* Start Exercise inputs *
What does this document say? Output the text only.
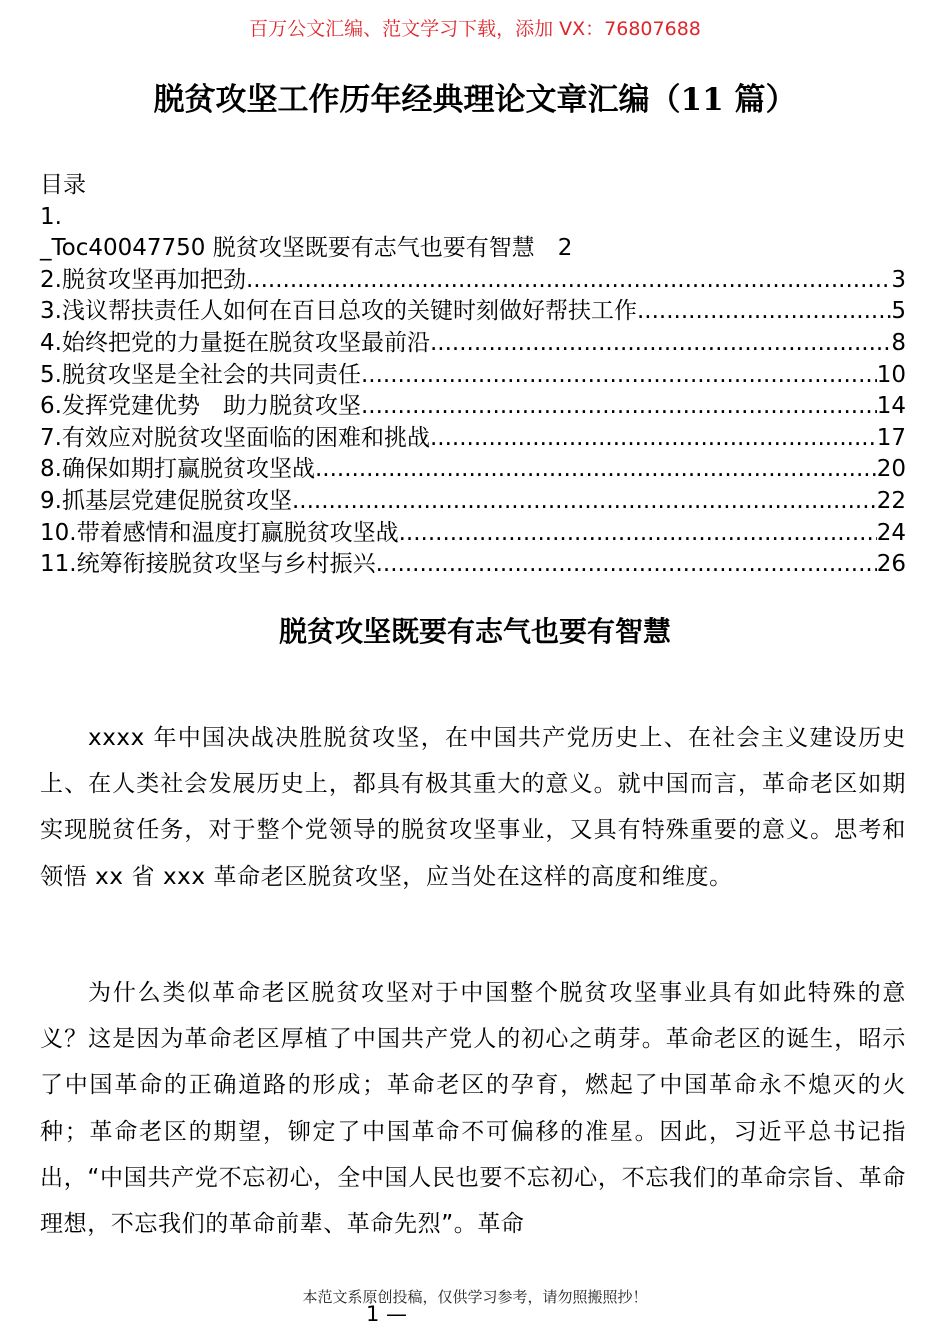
百万公文汇编、范文学习下载，添加 VX：76807688
脱贫攻坚工作历年经典理论文章汇编（11 篇）
目录
1.
_Toc40047750 脱贫攻坚既要有志气也要有智慧　2
2.脱贫攻坚再加把劲 .....	3
3.浅议帮扶责任人如何在百日总攻的关键时刻做好帮扶工作 .....	5
4.始终把党的力量挺在脱贫攻坚最前沿 .....	8
5.脱贫攻坚是全社会的共同责任 .....	10
6.发挥党建优势　助力脱贫攻坚 .....	14
7.有效应对脱贫攻坚面临的困难和挑战 .....	17
8.确保如期打赢脱贫攻坚战 .....	20
9.抓基层党建促脱贫攻坚 .....	22
10.带着感情和温度打赢脱贫攻坚战 .....	24
11.统筹衔接脱贫攻坚与乡村振兴 .....	26
脱贫攻坚既要有志气也要有智慧
xxxx 年中国决战决胜脱贫攻坚，在中国共产党历史上、在社会主义建设历史上、在人类社会发展历史上，都具有极其重大的意义。就中国而言，革命老区如期实现脱贫任务，对于整个党领导的脱贫攻坚事业，又具有特殊重要的意义。思考和领悟 xx 省 xxx 革命老区脱贫攻坚，应当处在这样的高度和维度。
为什么类似革命老区脱贫攻坚对于中国整个脱贫攻坚事业具有如此特殊的意义？这是因为革命老区厚植了中国共产党人的初心之萌芽。革命老区的诞生，昭示了中国革命的正确道路的形成；革命老区的孕育，燃起了中国革命永不熄灭的火种；革命老区的期望，铆定了中国革命不可偏移的准星。因此，习近平总书记指出，“中国共产党不忘初心，全中国人民也要不忘初心，不忘我们的革命宗旨、革命理想，不忘我们的革命前辈、革命先烈”。革命
本范文系原创投稿，仅供学习参考，请勿照搬照抄！
1 —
* End Exercise inputs *
Your instructions.
Output a faithful copy of the data, with each picture left out.

Solved exercise.
What does this document say? Output the text only.
百万公文汇编、范文学习下载，添加 VX：76807688
脱贫攻坚工作历年经典理论文章汇编（11 篇）
目录
1.
_Toc40047750 脱贫攻坚既要有志气也要有智慧　2
2.脱贫攻坚再加把劲 .....	3
3.浅议帮扶责任人如何在百日总攻的关键时刻做好帮扶工作 .....	5
4.始终把党的力量挺在脱贫攻坚最前沿 .....	8
5.脱贫攻坚是全社会的共同责任 .....	10
6.发挥党建优势　助力脱贫攻坚 .....	14
7.有效应对脱贫攻坚面临的困难和挑战 .....	17
8.确保如期打赢脱贫攻坚战 .....	20
9.抓基层党建促脱贫攻坚 .....	22
10.带着感情和温度打赢脱贫攻坚战 .....	24
11.统筹衔接脱贫攻坚与乡村振兴 .....	26
脱贫攻坚既要有志气也要有智慧
xxxx 年中国决战决胜脱贫攻坚，在中国共产党历史上、在社会主义建设历史上、在人类社会发展历史上，都具有极其重大的意义。就中国而言，革命老区如期实现脱贫任务，对于整个党领导的脱贫攻坚事业，又具有特殊重要的意义。思考和领悟 xx 省 xxx 革命老区脱贫攻坚，应当处在这样的高度和维度。
为什么类似革命老区脱贫攻坚对于中国整个脱贫攻坚事业具有如此特殊的意义？这是因为革命老区厚植了中国共产党人的初心之萌芽。革命老区的诞生，昭示了中国革命的正确道路的形成；革命老区的孕育，燃起了中国革命永不熄灭的火种；革命老区的期望，铆定了中国革命不可偏移的准星。因此，习近平总书记指出，“中国共产党不忘初心，全中国人民也要不忘初心，不忘我们的革命宗旨、革命理想，不忘我们的革命前辈、革命先烈”。革命
本范文系原创投稿，仅供学习参考，请勿照搬照抄！
1 —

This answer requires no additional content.